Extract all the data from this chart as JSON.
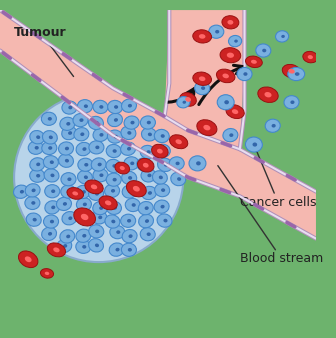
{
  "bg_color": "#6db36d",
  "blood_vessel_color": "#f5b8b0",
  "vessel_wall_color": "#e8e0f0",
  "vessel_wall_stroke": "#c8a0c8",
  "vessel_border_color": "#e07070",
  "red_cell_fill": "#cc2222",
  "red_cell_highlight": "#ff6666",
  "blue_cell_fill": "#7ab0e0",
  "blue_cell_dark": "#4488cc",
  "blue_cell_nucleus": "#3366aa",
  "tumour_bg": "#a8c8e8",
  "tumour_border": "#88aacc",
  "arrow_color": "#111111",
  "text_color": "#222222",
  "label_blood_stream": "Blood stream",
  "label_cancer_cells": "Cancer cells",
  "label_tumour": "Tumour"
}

────────────────────

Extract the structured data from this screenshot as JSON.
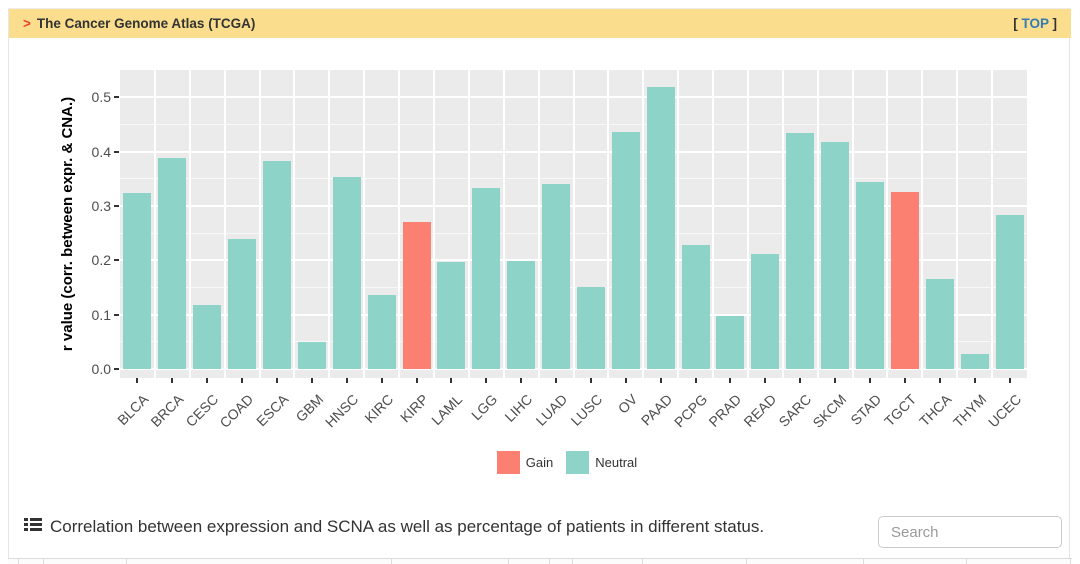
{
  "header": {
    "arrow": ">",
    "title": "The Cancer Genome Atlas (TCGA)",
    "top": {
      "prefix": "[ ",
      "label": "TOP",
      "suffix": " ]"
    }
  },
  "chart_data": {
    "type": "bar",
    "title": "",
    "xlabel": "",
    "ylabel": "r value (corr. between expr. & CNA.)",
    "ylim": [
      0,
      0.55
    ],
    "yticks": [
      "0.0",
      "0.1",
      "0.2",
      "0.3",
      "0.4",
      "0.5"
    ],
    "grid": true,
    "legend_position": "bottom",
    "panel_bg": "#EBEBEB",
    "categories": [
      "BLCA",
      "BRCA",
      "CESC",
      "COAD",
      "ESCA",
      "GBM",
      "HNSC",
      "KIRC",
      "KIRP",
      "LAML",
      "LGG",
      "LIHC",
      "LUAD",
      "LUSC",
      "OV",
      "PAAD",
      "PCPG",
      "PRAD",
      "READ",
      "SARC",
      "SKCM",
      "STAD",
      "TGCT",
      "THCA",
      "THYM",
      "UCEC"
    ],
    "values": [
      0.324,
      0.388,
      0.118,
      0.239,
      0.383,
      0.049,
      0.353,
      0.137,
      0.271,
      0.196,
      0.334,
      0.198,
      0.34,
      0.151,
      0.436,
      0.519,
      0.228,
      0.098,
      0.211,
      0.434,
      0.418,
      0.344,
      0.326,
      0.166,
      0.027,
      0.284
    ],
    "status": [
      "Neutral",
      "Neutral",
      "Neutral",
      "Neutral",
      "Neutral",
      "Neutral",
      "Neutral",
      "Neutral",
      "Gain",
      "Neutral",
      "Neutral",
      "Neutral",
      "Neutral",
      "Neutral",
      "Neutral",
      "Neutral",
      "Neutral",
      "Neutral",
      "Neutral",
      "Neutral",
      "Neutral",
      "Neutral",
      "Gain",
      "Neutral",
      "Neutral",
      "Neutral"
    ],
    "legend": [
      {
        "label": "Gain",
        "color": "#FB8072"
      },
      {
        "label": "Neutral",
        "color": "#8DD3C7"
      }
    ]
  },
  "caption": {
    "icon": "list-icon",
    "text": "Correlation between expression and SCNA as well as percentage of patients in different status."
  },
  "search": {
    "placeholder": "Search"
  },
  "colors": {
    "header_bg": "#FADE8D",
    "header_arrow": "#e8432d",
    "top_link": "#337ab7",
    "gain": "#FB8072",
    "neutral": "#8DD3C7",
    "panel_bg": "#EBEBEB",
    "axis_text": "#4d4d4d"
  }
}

────────────────────

▶ ASSIGNMENT: A count is needed of the lines in this data that contain "Cancer"; give the number and no other text.

▶ ANSWER SPACE: 2